[START Data supplied]

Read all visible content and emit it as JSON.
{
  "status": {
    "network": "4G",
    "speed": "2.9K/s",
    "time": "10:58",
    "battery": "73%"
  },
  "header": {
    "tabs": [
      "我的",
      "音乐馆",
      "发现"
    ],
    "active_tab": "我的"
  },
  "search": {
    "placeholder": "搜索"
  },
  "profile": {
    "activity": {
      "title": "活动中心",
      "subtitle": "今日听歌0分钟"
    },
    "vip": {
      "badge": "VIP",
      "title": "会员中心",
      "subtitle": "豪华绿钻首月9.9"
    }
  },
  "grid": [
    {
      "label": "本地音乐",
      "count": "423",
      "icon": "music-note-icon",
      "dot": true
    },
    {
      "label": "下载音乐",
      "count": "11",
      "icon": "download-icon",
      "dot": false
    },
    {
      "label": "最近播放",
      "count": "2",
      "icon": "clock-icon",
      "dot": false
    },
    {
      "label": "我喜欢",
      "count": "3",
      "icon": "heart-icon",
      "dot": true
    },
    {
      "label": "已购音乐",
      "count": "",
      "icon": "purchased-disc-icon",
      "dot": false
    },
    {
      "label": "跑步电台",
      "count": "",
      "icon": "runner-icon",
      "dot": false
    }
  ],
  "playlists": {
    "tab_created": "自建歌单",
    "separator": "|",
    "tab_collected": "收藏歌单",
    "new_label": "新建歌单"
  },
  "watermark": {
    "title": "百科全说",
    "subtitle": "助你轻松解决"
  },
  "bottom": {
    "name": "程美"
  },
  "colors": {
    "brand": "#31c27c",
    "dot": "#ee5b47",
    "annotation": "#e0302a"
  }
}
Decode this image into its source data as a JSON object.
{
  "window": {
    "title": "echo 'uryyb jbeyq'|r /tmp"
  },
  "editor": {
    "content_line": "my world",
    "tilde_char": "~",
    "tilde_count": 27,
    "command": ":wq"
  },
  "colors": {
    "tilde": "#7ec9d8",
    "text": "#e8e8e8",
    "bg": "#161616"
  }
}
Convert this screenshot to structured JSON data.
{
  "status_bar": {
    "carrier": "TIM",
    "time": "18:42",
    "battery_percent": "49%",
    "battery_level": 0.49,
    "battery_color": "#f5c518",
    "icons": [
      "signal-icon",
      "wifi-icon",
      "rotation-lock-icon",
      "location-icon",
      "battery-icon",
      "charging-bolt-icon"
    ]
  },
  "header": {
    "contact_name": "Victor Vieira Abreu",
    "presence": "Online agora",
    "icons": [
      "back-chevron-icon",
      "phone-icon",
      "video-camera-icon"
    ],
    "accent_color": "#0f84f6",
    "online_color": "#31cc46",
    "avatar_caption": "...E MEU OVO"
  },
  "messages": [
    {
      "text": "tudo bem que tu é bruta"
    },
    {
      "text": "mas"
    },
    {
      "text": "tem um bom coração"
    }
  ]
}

[END Data supplied]

Goal of the exercise
In the listing above, find the line containing "Convert this screenshot" and please quote exactly that line through the last one, and no other lines.

Full response
Convert this screenshot to structured JSON data.
{
  "status_bar": {
    "carrier": "TIM",
    "time": "18:42",
    "battery_percent": "49%",
    "battery_level": 0.49,
    "battery_color": "#f5c518",
    "icons": [
      "signal-icon",
      "wifi-icon",
      "rotation-lock-icon",
      "location-icon",
      "battery-icon",
      "charging-bolt-icon"
    ]
  },
  "header": {
    "contact_name": "Victor Vieira Abreu",
    "presence": "Online agora",
    "icons": [
      "back-chevron-icon",
      "phone-icon",
      "video-camera-icon"
    ],
    "accent_color": "#0f84f6",
    "online_color": "#31cc46",
    "avatar_caption": "...E MEU OVO"
  },
  "messages": [
    {
      "text": "tudo bem que tu é bruta"
    },
    {
      "text": "mas"
    },
    {
      "text": "tem um bom coração"
    }
  ]
}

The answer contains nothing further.